Brief: Your task is to copy the listing exactly, with the pictures left out.

Input records:
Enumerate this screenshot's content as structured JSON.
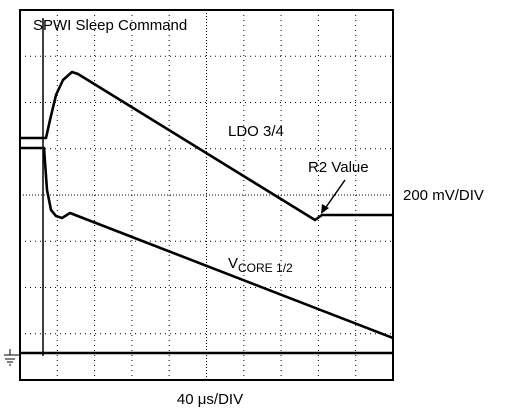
{
  "labels": {
    "command": "SPWI Sleep Command",
    "ldo": "LDO 3/4",
    "r2": "R2 Value",
    "vertical_scale": "200 mV/DIV",
    "vcore": "V",
    "vcore_sub": "CORE 1/2",
    "time_scale": "40 μs/DIV"
  }
}
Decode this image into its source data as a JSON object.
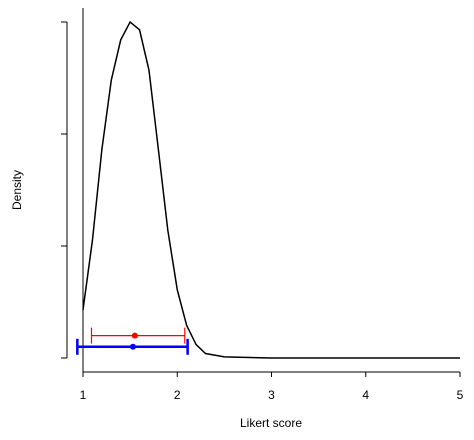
{
  "chart_data": {
    "type": "density",
    "x_label": "Likert score",
    "y_label": "Density",
    "xlim": [
      1,
      5
    ],
    "xticks": [
      1,
      2,
      3,
      4,
      5
    ],
    "ylim": [
      -0.125,
      3.125
    ],
    "yticks": [
      0,
      1,
      2,
      3
    ],
    "curve": {
      "color": "#000000",
      "x": [
        1,
        1.1,
        1.2,
        1.3,
        1.4,
        1.5,
        1.6,
        1.7,
        1.8,
        1.9,
        2.0,
        2.1,
        2.2,
        2.3,
        2.5,
        3,
        4,
        5
      ],
      "values": [
        0.43,
        1.05,
        1.86,
        2.48,
        2.84,
        3.0,
        2.93,
        2.57,
        1.86,
        1.14,
        0.61,
        0.29,
        0.12,
        0.04,
        0.01,
        0,
        0,
        0
      ]
    },
    "intervals": [
      {
        "color": "#ff0000",
        "low": 1.09,
        "mid": 1.55,
        "high": 2.08,
        "y": 0.2
      },
      {
        "color": "#0000ff",
        "low": 0.94,
        "mid": 1.53,
        "high": 2.11,
        "y": 0.1
      }
    ]
  }
}
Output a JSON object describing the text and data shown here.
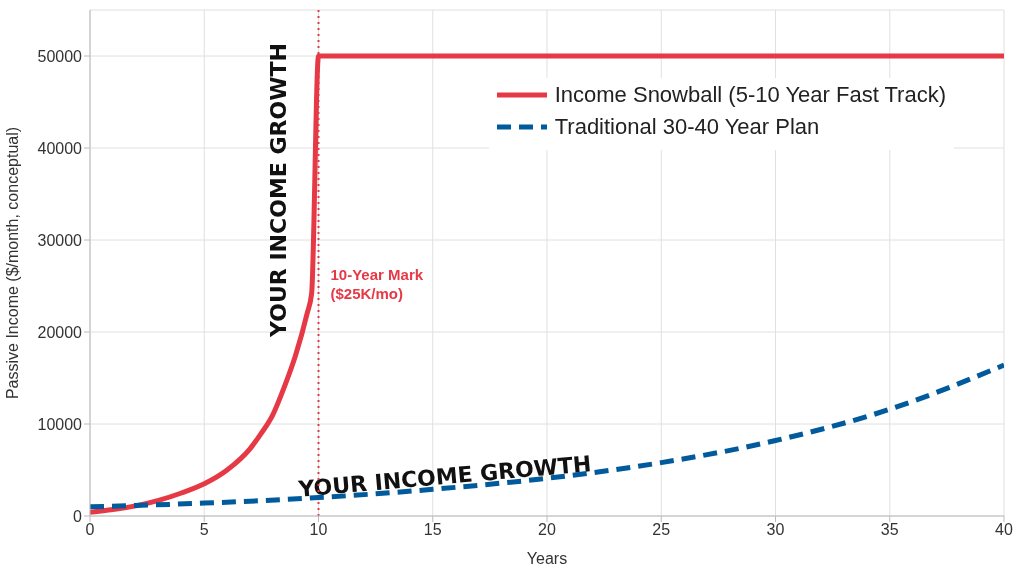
{
  "chart_data": {
    "type": "line",
    "xlabel": "Years",
    "ylabel": "Passive Income ($/month, conceptual)",
    "xlim": [
      0,
      40
    ],
    "xticks": [
      0,
      5,
      10,
      15,
      20,
      25,
      30,
      35,
      40
    ],
    "ylim": [
      0,
      55000
    ],
    "yticks": [
      0,
      10000,
      20000,
      30000,
      40000,
      50000
    ],
    "grid": true,
    "legend": "top right",
    "marker": "none",
    "series": [
      {
        "name": "Income Snowball (5-10 Year Fast Track)",
        "color": "#e63946",
        "line_style": "solid",
        "x": [
          0,
          1,
          2,
          3,
          4,
          5,
          6,
          7,
          7.5,
          8,
          8.5,
          9,
          9.5,
          9.7,
          10,
          40
        ],
        "values": [
          400,
          700,
          1100,
          1700,
          2500,
          3500,
          5000,
          7300,
          9000,
          11000,
          14000,
          17500,
          22000,
          24200,
          50000,
          50000
        ]
      },
      {
        "name": "Traditional 30-40 Year Plan",
        "color": "#005a9c",
        "line_style": "dashed",
        "x": [
          0,
          5,
          10,
          15,
          20,
          25,
          30,
          35,
          40
        ],
        "values": [
          1000,
          1400,
          2000,
          2900,
          4100,
          5800,
          8200,
          11600,
          16400
        ]
      }
    ],
    "ref_lines": [
      {
        "axis": "x",
        "value": 10,
        "label": "10-Year Mark\n($25K/mo)",
        "color": "#e63946",
        "line_style": "dotted"
      }
    ],
    "annotations": [
      "YOUR INCOME GROWTH",
      "YOUR INCOME GROWTH"
    ]
  }
}
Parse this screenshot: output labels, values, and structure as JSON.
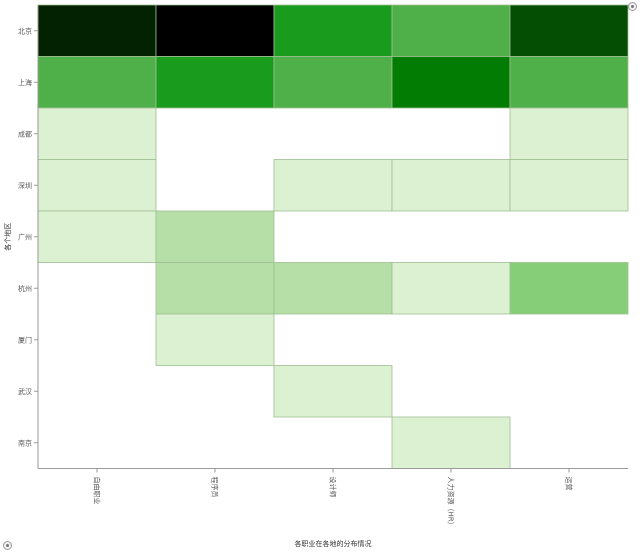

Response to this exercise:
Enumerate this screenshot's content as structured JSON.
{
  "labels": {
    "command": "SPWI Sleep Command",
    "ldo": "LDO 3/4",
    "r2": "R2 Value",
    "vertical_scale": "200 mV/DIV",
    "vcore": "V",
    "vcore_sub": "CORE 1/2",
    "time_scale": "40 μs/DIV"
  }
}
Decode this image into its source data as a JSON object.
{
  "chart_data": {
    "type": "density",
    "x_label": "Likert score",
    "y_label": "Density",
    "xlim": [
      1,
      5
    ],
    "xticks": [
      1,
      2,
      3,
      4,
      5
    ],
    "ylim": [
      -0.125,
      3.125
    ],
    "yticks": [
      0,
      1,
      2,
      3
    ],
    "curve": {
      "color": "#000000",
      "x": [
        1,
        1.1,
        1.2,
        1.3,
        1.4,
        1.5,
        1.6,
        1.7,
        1.8,
        1.9,
        2.0,
        2.1,
        2.2,
        2.3,
        2.5,
        3,
        4,
        5
      ],
      "values": [
        0.43,
        1.05,
        1.86,
        2.48,
        2.84,
        3.0,
        2.93,
        2.57,
        1.86,
        1.14,
        0.61,
        0.29,
        0.12,
        0.04,
        0.01,
        0,
        0,
        0
      ]
    },
    "intervals": [
      {
        "color": "#ff0000",
        "low": 1.09,
        "mid": 1.55,
        "high": 2.08,
        "y": 0.2
      },
      {
        "color": "#0000ff",
        "low": 0.94,
        "mid": 1.53,
        "high": 2.11,
        "y": 0.1
      }
    ]
  }
}
Output a JSON object describing the text and data shown here.
{
  "chart_data": {
    "type": "line",
    "xlabel": "Years",
    "ylabel": "Passive Income ($/month, conceptual)",
    "xlim": [
      0,
      40
    ],
    "xticks": [
      0,
      5,
      10,
      15,
      20,
      25,
      30,
      35,
      40
    ],
    "ylim": [
      0,
      55000
    ],
    "yticks": [
      0,
      10000,
      20000,
      30000,
      40000,
      50000
    ],
    "grid": true,
    "legend": "top right",
    "marker": "none",
    "series": [
      {
        "name": "Income Snowball (5-10 Year Fast Track)",
        "color": "#e63946",
        "line_style": "solid",
        "x": [
          0,
          1,
          2,
          3,
          4,
          5,
          6,
          7,
          7.5,
          8,
          8.5,
          9,
          9.5,
          9.7,
          10,
          40
        ],
        "values": [
          400,
          700,
          1100,
          1700,
          2500,
          3500,
          5000,
          7300,
          9000,
          11000,
          14000,
          17500,
          22000,
          24200,
          50000,
          50000
        ]
      },
      {
        "name": "Traditional 30-40 Year Plan",
        "color": "#005a9c",
        "line_style": "dashed",
        "x": [
          0,
          5,
          10,
          15,
          20,
          25,
          30,
          35,
          40
        ],
        "values": [
          1000,
          1400,
          2000,
          2900,
          4100,
          5800,
          8200,
          11600,
          16400
        ]
      }
    ],
    "ref_lines": [
      {
        "axis": "x",
        "value": 10,
        "label": "10-Year Mark\n($25K/mo)",
        "color": "#e63946",
        "line_style": "dotted"
      }
    ],
    "annotations": [
      "YOUR INCOME GROWTH",
      "YOUR INCOME GROWTH"
    ]
  }
}
Parse this screenshot: output labels, values, and structure as JSON.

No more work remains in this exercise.